- Exercise text -
--- START ---
A different approach to blocking bad webbots by IP address

* * * * *

A different approach to blocking bad webbots by IP address

Obligatory Sidebar Links

* Complaints
* * Please stop externalizing your costs directly into my face [1] (Hacker
News [2])
* * LLM (Large Language Model) crawlers continue to DDoS SourceHut [3]
(Lobsters [4])
* * FOSS infrastructure is under attack by AI companies [5] (Hacker News [6])

* Solutions
* * Anubis: self hostable scraper defense software [7] (Lobsters [8] and
Hacker News [9])
* * Trapping misbehaving bots in an AI Labyrinth [10] (Lobsters [11])
* * GitHub - sequentialread/pow-bot-deterrent: A proof-of-work based bot
deterrent. Lightweight, self-hosted and copyleft licensed [12] (Lobsters
[13])

Web crawlers for LLM-based companies, as well as some specific solutions to
blocking them, have been making the rounds in the past few days. I was
curious to see just how many were hitting my web site, so I ran a few queries
over the log files. To ensure consistent results, I decided to query the log
file for last month:

Table: Quick summary of results for February 2025
total requests 468439
unique IP (Internet Protocol)s 24654

Table: Top 10 requests per IP
IP Requests
------------------------------
4.231.104.62 43242
198.100.155.33 26650
66.55.200.246 9057
74.80.208.170 8631
74.80.208.59 8407
216.244.66.239 5998
4.227.36.126 5832
20.171.207.130 5817
8.29.198.26 4946
8.29.198.25 4807

(Note: I'm not concerned about protecting any privacy here—given the number
of results, there is no way these are any individual. These are all companies
hitting my site, and if companies are mining their data for my information,
I'm going to do the same to them. So there.)
--- END ---
Dataset entries:
--- START ---
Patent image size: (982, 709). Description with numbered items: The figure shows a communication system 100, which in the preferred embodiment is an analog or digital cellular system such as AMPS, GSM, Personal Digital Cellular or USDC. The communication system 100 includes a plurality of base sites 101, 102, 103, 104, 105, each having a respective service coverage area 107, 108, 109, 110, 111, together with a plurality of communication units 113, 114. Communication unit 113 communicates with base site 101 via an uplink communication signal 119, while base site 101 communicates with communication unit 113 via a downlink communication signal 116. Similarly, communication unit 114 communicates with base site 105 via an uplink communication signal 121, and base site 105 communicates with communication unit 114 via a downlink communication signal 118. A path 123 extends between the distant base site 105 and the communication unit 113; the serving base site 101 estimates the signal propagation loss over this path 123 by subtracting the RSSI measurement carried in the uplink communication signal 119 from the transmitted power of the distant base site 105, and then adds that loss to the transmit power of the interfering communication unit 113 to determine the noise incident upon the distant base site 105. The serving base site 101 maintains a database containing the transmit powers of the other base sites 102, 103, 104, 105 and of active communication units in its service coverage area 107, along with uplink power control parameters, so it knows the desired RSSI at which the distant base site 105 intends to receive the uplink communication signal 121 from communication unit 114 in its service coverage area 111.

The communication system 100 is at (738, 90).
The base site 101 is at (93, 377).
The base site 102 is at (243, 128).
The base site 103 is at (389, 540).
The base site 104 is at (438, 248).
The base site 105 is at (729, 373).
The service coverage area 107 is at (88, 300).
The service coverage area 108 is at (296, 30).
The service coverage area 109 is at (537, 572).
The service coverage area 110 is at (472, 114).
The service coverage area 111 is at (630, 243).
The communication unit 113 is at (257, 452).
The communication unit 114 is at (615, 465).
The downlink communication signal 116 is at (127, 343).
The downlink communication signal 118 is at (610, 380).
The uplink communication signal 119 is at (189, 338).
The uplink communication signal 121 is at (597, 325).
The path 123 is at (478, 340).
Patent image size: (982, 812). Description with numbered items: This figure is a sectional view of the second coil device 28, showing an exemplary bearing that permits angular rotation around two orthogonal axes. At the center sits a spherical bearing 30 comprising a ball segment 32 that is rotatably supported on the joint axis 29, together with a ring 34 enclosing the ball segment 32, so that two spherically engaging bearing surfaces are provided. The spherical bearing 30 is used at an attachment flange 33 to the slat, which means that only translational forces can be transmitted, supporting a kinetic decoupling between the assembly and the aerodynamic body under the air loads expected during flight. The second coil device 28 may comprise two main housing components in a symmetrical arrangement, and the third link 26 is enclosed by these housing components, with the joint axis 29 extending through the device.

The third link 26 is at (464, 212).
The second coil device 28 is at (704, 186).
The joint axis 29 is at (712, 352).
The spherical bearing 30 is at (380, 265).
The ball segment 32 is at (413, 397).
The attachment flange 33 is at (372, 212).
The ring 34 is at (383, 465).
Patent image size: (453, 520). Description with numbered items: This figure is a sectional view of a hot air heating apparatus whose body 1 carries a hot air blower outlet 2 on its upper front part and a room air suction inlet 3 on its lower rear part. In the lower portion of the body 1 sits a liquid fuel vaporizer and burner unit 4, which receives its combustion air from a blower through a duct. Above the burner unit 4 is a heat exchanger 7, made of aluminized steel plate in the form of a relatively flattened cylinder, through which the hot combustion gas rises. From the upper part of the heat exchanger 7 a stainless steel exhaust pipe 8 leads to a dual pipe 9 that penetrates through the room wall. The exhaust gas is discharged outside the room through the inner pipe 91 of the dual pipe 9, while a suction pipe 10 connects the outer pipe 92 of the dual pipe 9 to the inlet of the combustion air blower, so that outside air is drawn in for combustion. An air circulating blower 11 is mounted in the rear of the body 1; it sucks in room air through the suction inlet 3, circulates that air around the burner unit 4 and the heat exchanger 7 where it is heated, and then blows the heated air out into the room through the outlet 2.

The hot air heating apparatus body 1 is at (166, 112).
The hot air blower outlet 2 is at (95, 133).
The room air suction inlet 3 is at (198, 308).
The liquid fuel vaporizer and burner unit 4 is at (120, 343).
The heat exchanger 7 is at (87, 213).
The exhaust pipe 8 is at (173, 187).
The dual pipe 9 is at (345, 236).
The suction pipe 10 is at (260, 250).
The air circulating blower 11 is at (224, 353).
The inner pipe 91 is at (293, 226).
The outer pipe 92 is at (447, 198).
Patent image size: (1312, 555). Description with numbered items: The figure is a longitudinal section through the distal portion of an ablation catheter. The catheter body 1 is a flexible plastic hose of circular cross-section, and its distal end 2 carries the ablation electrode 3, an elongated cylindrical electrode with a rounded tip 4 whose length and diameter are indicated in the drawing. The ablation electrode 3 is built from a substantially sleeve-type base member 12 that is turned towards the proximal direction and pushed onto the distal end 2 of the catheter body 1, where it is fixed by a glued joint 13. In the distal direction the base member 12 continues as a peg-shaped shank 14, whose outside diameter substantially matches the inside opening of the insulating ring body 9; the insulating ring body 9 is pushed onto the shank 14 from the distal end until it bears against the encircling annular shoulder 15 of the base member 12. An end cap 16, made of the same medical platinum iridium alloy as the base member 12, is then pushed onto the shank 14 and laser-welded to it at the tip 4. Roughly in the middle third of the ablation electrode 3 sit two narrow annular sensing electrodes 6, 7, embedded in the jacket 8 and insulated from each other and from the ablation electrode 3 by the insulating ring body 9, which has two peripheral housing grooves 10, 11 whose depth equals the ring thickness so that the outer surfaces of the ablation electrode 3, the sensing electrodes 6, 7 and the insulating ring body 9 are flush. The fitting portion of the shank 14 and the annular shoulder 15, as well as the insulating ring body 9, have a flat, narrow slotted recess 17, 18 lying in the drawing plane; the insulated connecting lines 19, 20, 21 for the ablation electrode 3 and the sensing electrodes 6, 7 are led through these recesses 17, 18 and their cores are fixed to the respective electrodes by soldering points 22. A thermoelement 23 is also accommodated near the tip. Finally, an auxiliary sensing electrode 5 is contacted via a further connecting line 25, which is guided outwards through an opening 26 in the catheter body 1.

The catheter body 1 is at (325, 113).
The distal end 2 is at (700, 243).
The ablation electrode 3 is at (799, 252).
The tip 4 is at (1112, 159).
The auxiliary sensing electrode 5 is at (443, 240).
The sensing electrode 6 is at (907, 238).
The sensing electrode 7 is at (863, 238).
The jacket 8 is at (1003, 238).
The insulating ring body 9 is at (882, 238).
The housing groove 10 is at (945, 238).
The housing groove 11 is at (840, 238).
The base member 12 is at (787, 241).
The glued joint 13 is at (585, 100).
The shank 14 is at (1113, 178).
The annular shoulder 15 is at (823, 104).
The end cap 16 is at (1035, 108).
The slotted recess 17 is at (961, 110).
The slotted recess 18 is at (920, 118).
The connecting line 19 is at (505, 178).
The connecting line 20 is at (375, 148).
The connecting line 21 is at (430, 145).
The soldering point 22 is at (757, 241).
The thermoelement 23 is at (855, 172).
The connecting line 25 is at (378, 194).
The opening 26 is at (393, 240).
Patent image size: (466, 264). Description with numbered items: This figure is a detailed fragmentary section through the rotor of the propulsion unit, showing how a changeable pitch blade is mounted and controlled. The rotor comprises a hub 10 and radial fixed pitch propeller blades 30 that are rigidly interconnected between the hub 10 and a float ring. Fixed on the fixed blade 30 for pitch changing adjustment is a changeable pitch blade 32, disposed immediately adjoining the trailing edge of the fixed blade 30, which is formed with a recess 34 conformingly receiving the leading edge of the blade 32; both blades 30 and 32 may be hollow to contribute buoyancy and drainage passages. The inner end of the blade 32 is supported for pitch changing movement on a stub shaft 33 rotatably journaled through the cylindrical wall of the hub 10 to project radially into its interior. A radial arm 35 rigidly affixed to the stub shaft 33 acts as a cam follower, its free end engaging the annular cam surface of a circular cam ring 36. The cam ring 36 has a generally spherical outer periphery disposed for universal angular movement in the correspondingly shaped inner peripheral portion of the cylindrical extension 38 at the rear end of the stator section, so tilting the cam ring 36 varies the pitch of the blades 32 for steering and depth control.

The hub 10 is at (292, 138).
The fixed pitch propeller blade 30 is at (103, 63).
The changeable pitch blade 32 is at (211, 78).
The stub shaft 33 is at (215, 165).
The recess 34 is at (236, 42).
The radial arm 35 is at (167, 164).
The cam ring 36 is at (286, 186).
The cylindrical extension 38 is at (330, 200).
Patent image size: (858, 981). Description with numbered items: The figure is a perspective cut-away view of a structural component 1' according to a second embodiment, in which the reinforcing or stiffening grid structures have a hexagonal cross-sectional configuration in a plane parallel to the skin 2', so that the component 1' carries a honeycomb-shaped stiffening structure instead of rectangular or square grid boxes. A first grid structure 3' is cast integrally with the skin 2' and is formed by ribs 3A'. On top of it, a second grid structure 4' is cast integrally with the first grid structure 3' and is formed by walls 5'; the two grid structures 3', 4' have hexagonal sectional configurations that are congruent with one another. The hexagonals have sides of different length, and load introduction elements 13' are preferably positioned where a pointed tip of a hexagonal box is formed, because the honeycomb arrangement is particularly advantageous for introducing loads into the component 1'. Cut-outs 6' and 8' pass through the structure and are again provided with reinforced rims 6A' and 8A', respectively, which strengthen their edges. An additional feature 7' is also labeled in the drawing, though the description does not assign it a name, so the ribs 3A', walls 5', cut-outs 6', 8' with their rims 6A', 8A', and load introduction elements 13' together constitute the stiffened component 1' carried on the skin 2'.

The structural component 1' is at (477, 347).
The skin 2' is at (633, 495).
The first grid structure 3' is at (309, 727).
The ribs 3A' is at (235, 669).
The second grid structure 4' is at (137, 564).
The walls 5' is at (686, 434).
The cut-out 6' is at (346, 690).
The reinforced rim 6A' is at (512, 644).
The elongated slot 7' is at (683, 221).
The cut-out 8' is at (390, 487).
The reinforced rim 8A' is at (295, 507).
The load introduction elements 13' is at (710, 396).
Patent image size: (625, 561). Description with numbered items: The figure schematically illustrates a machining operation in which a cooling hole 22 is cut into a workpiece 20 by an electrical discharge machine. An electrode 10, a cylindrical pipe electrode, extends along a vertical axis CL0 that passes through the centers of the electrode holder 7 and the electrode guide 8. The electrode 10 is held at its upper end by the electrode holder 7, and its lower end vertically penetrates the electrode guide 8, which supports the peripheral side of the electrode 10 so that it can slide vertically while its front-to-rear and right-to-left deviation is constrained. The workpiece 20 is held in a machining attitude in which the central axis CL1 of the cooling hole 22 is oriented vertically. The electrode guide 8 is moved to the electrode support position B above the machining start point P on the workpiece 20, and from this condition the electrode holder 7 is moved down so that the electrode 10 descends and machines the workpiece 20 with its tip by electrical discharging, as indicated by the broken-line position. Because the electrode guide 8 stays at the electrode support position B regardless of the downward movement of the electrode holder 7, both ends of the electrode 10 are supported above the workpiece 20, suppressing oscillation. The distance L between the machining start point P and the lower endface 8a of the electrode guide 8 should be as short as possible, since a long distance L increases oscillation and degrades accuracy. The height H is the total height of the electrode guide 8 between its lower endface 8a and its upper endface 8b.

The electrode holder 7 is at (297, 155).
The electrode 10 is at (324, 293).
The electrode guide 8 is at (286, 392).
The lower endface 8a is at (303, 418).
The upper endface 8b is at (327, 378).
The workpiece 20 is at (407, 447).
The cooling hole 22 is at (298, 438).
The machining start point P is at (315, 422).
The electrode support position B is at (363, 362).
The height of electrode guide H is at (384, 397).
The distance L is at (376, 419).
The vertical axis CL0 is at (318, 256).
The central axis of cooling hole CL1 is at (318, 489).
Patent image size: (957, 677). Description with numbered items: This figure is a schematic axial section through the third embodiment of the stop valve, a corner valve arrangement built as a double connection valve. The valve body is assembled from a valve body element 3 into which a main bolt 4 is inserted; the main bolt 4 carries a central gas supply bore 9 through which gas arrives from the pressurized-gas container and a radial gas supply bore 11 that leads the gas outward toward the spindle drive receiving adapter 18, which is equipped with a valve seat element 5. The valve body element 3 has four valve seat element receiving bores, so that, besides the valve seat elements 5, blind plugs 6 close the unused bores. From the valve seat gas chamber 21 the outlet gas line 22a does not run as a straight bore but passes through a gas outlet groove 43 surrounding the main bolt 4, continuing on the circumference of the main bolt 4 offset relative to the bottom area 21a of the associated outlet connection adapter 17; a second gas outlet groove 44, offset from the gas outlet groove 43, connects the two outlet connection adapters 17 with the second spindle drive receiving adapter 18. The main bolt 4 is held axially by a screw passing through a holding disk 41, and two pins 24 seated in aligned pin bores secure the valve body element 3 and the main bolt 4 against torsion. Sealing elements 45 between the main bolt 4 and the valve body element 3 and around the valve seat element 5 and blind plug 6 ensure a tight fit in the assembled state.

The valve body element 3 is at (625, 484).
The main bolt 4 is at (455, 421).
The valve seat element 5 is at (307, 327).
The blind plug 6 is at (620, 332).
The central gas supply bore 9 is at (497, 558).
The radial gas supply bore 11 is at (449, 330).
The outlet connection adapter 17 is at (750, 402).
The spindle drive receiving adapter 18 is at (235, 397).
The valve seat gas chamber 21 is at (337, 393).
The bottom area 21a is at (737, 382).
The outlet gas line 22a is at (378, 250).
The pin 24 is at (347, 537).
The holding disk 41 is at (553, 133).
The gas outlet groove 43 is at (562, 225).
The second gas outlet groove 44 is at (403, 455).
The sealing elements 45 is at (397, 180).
--- END ---
- What the exercise asks -
Rewrite the article on blocking bad webbots from "(Note: I'm not" to "them. So there.)", putting "corporations" in place of "companies" each time it appears.

- Task solution -
(Note: I'm not concerned about protecting any privacy here—given the number
of results, there is no way these are any individual. These are all corporations
hitting my site, and if corporations are mining their data for my information,
I'm going to do the same to them. So there.)